● The problem: Write out the listing beneath this instruction in its entirety, exactly as it reads.

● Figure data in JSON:
################

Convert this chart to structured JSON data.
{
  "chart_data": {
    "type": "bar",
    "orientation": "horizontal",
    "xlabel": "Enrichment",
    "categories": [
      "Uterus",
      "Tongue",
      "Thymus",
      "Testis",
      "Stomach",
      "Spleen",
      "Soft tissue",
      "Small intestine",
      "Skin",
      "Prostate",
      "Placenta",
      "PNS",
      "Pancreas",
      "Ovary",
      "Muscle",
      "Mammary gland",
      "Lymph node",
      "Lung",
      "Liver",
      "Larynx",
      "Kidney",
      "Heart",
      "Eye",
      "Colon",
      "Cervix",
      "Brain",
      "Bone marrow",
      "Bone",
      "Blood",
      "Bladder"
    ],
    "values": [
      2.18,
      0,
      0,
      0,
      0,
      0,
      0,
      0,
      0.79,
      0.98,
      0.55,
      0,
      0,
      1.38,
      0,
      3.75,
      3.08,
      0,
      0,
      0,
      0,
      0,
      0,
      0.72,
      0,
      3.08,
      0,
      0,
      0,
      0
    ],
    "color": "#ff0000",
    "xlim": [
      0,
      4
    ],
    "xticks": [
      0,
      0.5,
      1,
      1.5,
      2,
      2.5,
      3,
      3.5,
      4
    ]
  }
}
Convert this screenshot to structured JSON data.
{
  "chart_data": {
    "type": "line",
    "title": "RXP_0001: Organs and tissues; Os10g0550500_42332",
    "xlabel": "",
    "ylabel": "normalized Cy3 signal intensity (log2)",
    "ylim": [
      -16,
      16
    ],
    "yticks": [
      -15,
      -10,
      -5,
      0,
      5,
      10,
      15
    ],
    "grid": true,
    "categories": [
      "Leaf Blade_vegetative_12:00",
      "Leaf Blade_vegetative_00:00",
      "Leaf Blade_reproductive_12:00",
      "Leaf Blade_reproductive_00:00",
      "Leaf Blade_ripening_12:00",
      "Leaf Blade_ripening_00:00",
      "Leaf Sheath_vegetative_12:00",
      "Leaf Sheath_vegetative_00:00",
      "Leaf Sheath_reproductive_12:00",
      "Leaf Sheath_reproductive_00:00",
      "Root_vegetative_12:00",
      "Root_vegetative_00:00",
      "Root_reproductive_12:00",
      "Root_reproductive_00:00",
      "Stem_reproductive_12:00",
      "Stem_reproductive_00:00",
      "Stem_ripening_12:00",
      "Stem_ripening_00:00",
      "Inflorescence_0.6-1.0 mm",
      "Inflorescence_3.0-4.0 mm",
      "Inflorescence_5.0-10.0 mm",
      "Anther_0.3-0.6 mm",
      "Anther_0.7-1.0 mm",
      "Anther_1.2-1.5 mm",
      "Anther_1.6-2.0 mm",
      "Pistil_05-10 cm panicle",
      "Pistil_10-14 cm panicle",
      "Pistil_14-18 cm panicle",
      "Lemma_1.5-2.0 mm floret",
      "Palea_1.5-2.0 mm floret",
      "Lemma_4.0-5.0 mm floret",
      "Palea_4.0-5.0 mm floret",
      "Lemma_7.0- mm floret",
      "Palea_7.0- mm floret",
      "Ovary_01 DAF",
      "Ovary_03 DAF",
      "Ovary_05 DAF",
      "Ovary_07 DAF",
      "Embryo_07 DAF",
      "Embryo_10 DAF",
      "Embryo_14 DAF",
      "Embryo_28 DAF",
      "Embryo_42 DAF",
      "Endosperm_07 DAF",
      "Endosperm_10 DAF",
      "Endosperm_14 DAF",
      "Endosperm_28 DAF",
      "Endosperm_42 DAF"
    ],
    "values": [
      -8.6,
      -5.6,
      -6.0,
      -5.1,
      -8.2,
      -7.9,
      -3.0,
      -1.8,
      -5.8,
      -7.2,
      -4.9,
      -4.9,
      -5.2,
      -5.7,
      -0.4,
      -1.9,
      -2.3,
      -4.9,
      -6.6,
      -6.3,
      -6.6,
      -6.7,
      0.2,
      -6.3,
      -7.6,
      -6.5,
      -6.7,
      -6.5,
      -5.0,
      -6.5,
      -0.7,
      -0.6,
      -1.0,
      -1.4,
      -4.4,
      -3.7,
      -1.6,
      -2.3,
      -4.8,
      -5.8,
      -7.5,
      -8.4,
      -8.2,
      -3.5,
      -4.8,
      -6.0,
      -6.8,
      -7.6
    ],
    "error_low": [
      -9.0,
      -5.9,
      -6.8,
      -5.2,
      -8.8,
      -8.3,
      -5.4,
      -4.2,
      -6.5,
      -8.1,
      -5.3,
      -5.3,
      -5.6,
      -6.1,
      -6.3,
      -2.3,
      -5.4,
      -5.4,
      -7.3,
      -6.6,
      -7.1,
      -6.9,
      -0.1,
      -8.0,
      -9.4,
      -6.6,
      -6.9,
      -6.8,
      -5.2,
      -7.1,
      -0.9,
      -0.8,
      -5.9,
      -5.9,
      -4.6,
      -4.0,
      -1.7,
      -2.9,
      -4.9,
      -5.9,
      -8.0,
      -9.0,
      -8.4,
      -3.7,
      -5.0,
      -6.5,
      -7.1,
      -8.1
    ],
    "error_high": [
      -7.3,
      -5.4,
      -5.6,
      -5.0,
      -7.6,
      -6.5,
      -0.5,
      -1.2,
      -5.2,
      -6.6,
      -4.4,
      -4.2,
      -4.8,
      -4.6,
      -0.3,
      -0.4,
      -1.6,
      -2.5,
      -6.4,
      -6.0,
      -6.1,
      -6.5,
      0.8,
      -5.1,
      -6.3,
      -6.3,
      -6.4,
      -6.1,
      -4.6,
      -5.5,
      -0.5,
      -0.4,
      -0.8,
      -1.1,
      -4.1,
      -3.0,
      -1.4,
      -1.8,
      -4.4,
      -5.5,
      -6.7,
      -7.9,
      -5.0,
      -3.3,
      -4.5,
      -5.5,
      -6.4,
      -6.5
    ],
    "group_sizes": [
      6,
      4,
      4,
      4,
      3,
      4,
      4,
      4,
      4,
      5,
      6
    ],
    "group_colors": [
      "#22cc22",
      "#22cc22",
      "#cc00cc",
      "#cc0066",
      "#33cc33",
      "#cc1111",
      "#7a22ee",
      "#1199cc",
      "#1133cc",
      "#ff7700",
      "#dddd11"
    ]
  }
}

################

● Result of this task:
Convert this chart to structured JSON data.
{
  "chart_data": {
    "type": "bar",
    "orientation": "horizontal",
    "xlabel": "Enrichment",
    "categories": [
      "Uterus",
      "Tongue",
      "Thymus",
      "Testis",
      "Stomach",
      "Spleen",
      "Soft tissue",
      "Small intestine",
      "Skin",
      "Prostate",
      "Placenta",
      "PNS",
      "Pancreas",
      "Ovary",
      "Muscle",
      "Mammary gland",
      "Lymph node",
      "Lung",
      "Liver",
      "Larynx",
      "Kidney",
      "Heart",
      "Eye",
      "Colon",
      "Cervix",
      "Brain",
      "Bone marrow",
      "Bone",
      "Blood",
      "Bladder"
    ],
    "values": [
      2.18,
      0,
      0,
      0,
      0,
      0,
      0,
      0,
      0.79,
      0.98,
      0.55,
      0,
      0,
      1.38,
      0,
      3.75,
      3.08,
      0,
      0,
      0,
      0,
      0,
      0,
      0.72,
      0,
      3.08,
      0,
      0,
      0,
      0
    ],
    "color": "#ff0000",
    "xlim": [
      0,
      4
    ],
    "xticks": [
      0,
      0.5,
      1,
      1.5,
      2,
      2.5,
      3,
      3.5,
      4
    ]
  }
}
Convert this screenshot to structured JSON data.
{
  "chart_data": {
    "type": "line",
    "title": "RXP_0001: Organs and tissues; Os10g0550500_42332",
    "xlabel": "",
    "ylabel": "normalized Cy3 signal intensity (log2)",
    "ylim": [
      -16,
      16
    ],
    "yticks": [
      -15,
      -10,
      -5,
      0,
      5,
      10,
      15
    ],
    "grid": true,
    "categories": [
      "Leaf Blade_vegetative_12:00",
      "Leaf Blade_vegetative_00:00",
      "Leaf Blade_reproductive_12:00",
      "Leaf Blade_reproductive_00:00",
      "Leaf Blade_ripening_12:00",
      "Leaf Blade_ripening_00:00",
      "Leaf Sheath_vegetative_12:00",
      "Leaf Sheath_vegetative_00:00",
      "Leaf Sheath_reproductive_12:00",
      "Leaf Sheath_reproductive_00:00",
      "Root_vegetative_12:00",
      "Root_vegetative_00:00",
      "Root_reproductive_12:00",
      "Root_reproductive_00:00",
      "Stem_reproductive_12:00",
      "Stem_reproductive_00:00",
      "Stem_ripening_12:00",
      "Stem_ripening_00:00",
      "Inflorescence_0.6-1.0 mm",
      "Inflorescence_3.0-4.0 mm",
      "Inflorescence_5.0-10.0 mm",
      "Anther_0.3-0.6 mm",
      "Anther_0.7-1.0 mm",
      "Anther_1.2-1.5 mm",
      "Anther_1.6-2.0 mm",
      "Pistil_05-10 cm panicle",
      "Pistil_10-14 cm panicle",
      "Pistil_14-18 cm panicle",
      "Lemma_1.5-2.0 mm floret",
      "Palea_1.5-2.0 mm floret",
      "Lemma_4.0-5.0 mm floret",
      "Palea_4.0-5.0 mm floret",
      "Lemma_7.0- mm floret",
      "Palea_7.0- mm floret",
      "Ovary_01 DAF",
      "Ovary_03 DAF",
      "Ovary_05 DAF",
      "Ovary_07 DAF",
      "Embryo_07 DAF",
      "Embryo_10 DAF",
      "Embryo_14 DAF",
      "Embryo_28 DAF",
      "Embryo_42 DAF",
      "Endosperm_07 DAF",
      "Endosperm_10 DAF",
      "Endosperm_14 DAF",
      "Endosperm_28 DAF",
      "Endosperm_42 DAF"
    ],
    "values": [
      -8.6,
      -5.6,
      -6.0,
      -5.1,
      -8.2,
      -7.9,
      -3.0,
      -1.8,
      -5.8,
      -7.2,
      -4.9,
      -4.9,
      -5.2,
      -5.7,
      -0.4,
      -1.9,
      -2.3,
      -4.9,
      -6.6,
      -6.3,
      -6.6,
      -6.7,
      0.2,
      -6.3,
      -7.6,
      -6.5,
      -6.7,
      -6.5,
      -5.0,
      -6.5,
      -0.7,
      -0.6,
      -1.0,
      -1.4,
      -4.4,
      -3.7,
      -1.6,
      -2.3,
      -4.8,
      -5.8,
      -7.5,
      -8.4,
      -8.2,
      -3.5,
      -4.8,
      -6.0,
      -6.8,
      -7.6
    ],
    "error_low": [
      -9.0,
      -5.9,
      -6.8,
      -5.2,
      -8.8,
      -8.3,
      -5.4,
      -4.2,
      -6.5,
      -8.1,
      -5.3,
      -5.3,
      -5.6,
      -6.1,
      -6.3,
      -2.3,
      -5.4,
      -5.4,
      -7.3,
      -6.6,
      -7.1,
      -6.9,
      -0.1,
      -8.0,
      -9.4,
      -6.6,
      -6.9,
      -6.8,
      -5.2,
      -7.1,
      -0.9,
      -0.8,
      -5.9,
      -5.9,
      -4.6,
      -4.0,
      -1.7,
      -2.9,
      -4.9,
      -5.9,
      -8.0,
      -9.0,
      -8.4,
      -3.7,
      -5.0,
      -6.5,
      -7.1,
      -8.1
    ],
    "error_high": [
      -7.3,
      -5.4,
      -5.6,
      -5.0,
      -7.6,
      -6.5,
      -0.5,
      -1.2,
      -5.2,
      -6.6,
      -4.4,
      -4.2,
      -4.8,
      -4.6,
      -0.3,
      -0.4,
      -1.6,
      -2.5,
      -6.4,
      -6.0,
      -6.1,
      -6.5,
      0.8,
      -5.1,
      -6.3,
      -6.3,
      -6.4,
      -6.1,
      -4.6,
      -5.5,
      -0.5,
      -0.4,
      -0.8,
      -1.1,
      -4.1,
      -3.0,
      -1.4,
      -1.8,
      -4.4,
      -5.5,
      -6.7,
      -7.9,
      -5.0,
      -3.3,
      -4.5,
      -5.5,
      -6.4,
      -6.5
    ],
    "group_sizes": [
      6,
      4,
      4,
      4,
      3,
      4,
      4,
      4,
      4,
      5,
      6
    ],
    "group_colors": [
      "#22cc22",
      "#22cc22",
      "#cc00cc",
      "#cc0066",
      "#33cc33",
      "#cc1111",
      "#7a22ee",
      "#1199cc",
      "#1133cc",
      "#ff7700",
      "#dddd11"
    ]
  }
}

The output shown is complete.